- [SUPPLIED MATERIAL]:
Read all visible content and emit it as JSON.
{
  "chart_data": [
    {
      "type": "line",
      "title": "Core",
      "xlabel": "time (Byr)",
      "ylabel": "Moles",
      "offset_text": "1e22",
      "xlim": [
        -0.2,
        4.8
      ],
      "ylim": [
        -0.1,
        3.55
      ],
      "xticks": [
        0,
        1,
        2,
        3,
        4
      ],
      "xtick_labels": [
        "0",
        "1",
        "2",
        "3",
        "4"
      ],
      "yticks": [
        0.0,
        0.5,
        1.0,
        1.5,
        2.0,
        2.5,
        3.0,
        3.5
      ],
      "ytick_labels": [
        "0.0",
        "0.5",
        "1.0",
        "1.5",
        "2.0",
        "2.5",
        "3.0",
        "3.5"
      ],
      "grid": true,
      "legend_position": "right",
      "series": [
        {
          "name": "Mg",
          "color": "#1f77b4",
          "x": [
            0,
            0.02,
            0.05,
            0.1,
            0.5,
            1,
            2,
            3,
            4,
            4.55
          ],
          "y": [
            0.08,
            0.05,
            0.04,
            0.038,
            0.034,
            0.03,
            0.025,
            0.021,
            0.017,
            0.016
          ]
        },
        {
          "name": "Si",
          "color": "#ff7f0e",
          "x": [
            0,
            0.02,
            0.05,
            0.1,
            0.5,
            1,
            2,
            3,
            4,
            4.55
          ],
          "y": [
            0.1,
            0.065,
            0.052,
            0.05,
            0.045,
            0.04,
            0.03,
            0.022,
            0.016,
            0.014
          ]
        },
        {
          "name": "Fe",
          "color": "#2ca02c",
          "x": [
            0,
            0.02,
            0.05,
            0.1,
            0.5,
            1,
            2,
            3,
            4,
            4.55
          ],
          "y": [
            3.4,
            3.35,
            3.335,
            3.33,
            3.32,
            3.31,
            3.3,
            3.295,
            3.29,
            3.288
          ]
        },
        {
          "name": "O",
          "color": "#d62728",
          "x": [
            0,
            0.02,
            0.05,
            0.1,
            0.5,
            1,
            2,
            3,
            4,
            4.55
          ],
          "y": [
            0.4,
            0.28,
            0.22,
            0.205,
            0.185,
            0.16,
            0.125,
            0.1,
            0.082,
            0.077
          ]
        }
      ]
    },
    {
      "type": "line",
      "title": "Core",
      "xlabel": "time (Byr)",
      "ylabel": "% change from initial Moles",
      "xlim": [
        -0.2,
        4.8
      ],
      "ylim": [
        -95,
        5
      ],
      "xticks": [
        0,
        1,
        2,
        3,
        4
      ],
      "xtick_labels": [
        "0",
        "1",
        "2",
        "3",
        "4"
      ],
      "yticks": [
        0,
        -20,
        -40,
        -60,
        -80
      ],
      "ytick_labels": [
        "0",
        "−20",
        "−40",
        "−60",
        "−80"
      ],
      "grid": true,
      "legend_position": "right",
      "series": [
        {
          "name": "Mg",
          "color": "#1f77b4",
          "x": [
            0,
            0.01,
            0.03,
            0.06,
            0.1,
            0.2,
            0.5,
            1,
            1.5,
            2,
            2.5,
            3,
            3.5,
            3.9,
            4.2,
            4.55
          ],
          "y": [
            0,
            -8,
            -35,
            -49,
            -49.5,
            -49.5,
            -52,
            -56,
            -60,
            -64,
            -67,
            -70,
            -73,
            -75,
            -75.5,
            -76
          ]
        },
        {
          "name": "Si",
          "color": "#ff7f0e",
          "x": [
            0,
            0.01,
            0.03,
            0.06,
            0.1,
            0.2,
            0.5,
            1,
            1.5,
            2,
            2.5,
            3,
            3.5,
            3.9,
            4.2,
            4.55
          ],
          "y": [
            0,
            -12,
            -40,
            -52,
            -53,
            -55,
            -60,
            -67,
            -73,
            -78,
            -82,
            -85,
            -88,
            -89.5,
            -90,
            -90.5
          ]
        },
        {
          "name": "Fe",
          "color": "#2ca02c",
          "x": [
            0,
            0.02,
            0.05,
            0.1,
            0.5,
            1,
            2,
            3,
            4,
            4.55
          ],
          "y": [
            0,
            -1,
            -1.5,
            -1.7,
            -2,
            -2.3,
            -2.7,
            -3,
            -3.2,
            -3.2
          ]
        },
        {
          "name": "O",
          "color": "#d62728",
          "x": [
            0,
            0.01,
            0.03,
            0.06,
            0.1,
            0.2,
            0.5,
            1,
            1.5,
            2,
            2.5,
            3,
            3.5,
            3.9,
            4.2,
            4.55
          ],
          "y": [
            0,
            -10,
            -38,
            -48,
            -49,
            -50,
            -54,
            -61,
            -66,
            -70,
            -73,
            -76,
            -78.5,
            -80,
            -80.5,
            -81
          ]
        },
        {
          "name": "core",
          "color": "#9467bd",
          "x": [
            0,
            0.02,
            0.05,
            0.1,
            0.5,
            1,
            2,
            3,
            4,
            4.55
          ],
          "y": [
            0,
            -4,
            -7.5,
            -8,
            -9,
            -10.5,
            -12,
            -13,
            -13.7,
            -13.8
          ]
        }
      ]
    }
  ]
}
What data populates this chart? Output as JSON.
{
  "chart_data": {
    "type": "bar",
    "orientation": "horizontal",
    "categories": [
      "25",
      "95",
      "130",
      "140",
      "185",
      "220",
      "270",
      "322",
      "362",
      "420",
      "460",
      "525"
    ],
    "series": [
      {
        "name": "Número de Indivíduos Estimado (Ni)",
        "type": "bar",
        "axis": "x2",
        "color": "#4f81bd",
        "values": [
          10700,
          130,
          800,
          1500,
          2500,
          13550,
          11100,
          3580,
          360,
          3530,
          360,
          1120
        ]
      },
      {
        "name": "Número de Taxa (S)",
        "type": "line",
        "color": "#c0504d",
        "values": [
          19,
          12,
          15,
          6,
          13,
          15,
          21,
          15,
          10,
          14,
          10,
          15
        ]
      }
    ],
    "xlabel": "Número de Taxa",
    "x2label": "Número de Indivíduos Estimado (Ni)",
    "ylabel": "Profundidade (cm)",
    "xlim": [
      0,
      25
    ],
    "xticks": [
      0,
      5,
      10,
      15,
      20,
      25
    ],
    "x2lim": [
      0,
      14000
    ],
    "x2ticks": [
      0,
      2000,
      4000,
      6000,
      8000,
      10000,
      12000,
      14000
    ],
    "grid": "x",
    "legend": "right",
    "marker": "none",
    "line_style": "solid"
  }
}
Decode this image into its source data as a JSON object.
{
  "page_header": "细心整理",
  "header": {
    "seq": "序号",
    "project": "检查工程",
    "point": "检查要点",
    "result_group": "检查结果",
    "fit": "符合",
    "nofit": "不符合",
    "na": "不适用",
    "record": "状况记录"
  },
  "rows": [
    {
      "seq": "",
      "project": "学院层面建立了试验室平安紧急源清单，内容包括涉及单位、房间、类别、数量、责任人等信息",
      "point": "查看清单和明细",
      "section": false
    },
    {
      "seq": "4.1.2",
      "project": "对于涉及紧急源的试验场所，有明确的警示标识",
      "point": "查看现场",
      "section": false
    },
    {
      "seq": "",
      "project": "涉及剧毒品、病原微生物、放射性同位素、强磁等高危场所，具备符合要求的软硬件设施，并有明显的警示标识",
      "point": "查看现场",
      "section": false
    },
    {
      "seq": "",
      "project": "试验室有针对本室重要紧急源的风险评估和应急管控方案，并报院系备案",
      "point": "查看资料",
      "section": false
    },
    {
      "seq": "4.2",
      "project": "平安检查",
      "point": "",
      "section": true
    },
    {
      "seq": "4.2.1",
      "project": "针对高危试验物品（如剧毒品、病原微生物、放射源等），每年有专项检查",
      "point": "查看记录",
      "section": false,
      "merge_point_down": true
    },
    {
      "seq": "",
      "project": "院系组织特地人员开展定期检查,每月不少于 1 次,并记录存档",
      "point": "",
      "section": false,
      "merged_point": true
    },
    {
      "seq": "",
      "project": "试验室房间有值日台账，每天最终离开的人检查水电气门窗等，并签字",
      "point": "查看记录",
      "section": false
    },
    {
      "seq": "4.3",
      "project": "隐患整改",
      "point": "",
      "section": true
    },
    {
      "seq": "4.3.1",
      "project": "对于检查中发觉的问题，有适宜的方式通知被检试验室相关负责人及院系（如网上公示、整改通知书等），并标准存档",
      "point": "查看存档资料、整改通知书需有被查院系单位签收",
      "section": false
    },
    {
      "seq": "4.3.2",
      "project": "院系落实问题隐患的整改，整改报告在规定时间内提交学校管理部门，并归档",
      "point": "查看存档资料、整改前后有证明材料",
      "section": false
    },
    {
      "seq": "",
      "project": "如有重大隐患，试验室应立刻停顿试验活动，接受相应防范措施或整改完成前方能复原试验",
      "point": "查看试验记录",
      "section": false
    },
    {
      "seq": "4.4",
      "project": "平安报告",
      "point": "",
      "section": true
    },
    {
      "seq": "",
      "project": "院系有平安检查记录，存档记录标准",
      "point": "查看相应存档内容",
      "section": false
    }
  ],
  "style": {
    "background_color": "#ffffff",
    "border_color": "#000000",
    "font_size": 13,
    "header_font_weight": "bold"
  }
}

- [YOUR OBJECTIVE]: Copy all lines from the listing that contain "ylabel".

- [RIGHT ANSWER]:
      "ylabel": "Moles",
      "ylabel": "% change from initial Moles",
    "ylabel": "Profundidade (cm)",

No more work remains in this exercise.